[BEGIN DATA FOR THE TASK]

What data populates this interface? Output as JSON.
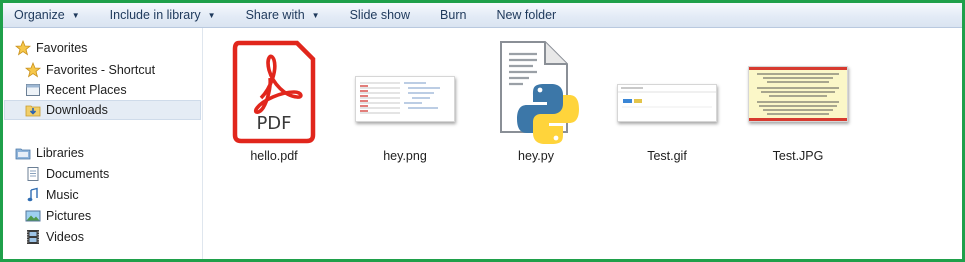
{
  "toolbar": {
    "organize": "Organize",
    "include_in_library": "Include in library",
    "share_with": "Share with",
    "slide_show": "Slide show",
    "burn": "Burn",
    "new_folder": "New folder"
  },
  "sidebar": {
    "favorites": "Favorites",
    "favorites_shortcut": "Favorites - Shortcut",
    "recent_places": "Recent Places",
    "downloads": "Downloads",
    "libraries": "Libraries",
    "documents": "Documents",
    "music": "Music",
    "pictures": "Pictures",
    "videos": "Videos"
  },
  "files": [
    {
      "name": "hello.pdf",
      "icon": "pdf-file-icon",
      "badge": "PDF"
    },
    {
      "name": "hey.png",
      "icon": "png-thumbnail"
    },
    {
      "name": "hey.py",
      "icon": "python-file-icon"
    },
    {
      "name": "Test.gif",
      "icon": "gif-thumbnail"
    },
    {
      "name": "Test.JPG",
      "icon": "jpg-thumbnail"
    }
  ],
  "colors": {
    "frame_border": "#1fa04a",
    "pdf_red": "#e1261c",
    "python_blue": "#3c77a8",
    "python_yellow": "#ffd43b",
    "selected_row": "#e5ecf5"
  }
}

[END DATA FOR THE TASK]

● **YOUR OBJECTIVE**:
Output the records above exactly; leave out the pictures.

● **SOLUTION TO THIS PROBLEM**:
What data populates this interface? Output as JSON.
{
  "toolbar": {
    "organize": "Organize",
    "include_in_library": "Include in library",
    "share_with": "Share with",
    "slide_show": "Slide show",
    "burn": "Burn",
    "new_folder": "New folder"
  },
  "sidebar": {
    "favorites": "Favorites",
    "favorites_shortcut": "Favorites - Shortcut",
    "recent_places": "Recent Places",
    "downloads": "Downloads",
    "libraries": "Libraries",
    "documents": "Documents",
    "music": "Music",
    "pictures": "Pictures",
    "videos": "Videos"
  },
  "files": [
    {
      "name": "hello.pdf",
      "icon": "pdf-file-icon",
      "badge": "PDF"
    },
    {
      "name": "hey.png",
      "icon": "png-thumbnail"
    },
    {
      "name": "hey.py",
      "icon": "python-file-icon"
    },
    {
      "name": "Test.gif",
      "icon": "gif-thumbnail"
    },
    {
      "name": "Test.JPG",
      "icon": "jpg-thumbnail"
    }
  ],
  "colors": {
    "frame_border": "#1fa04a",
    "pdf_red": "#e1261c",
    "python_blue": "#3c77a8",
    "python_yellow": "#ffd43b",
    "selected_row": "#e5ecf5"
  }
}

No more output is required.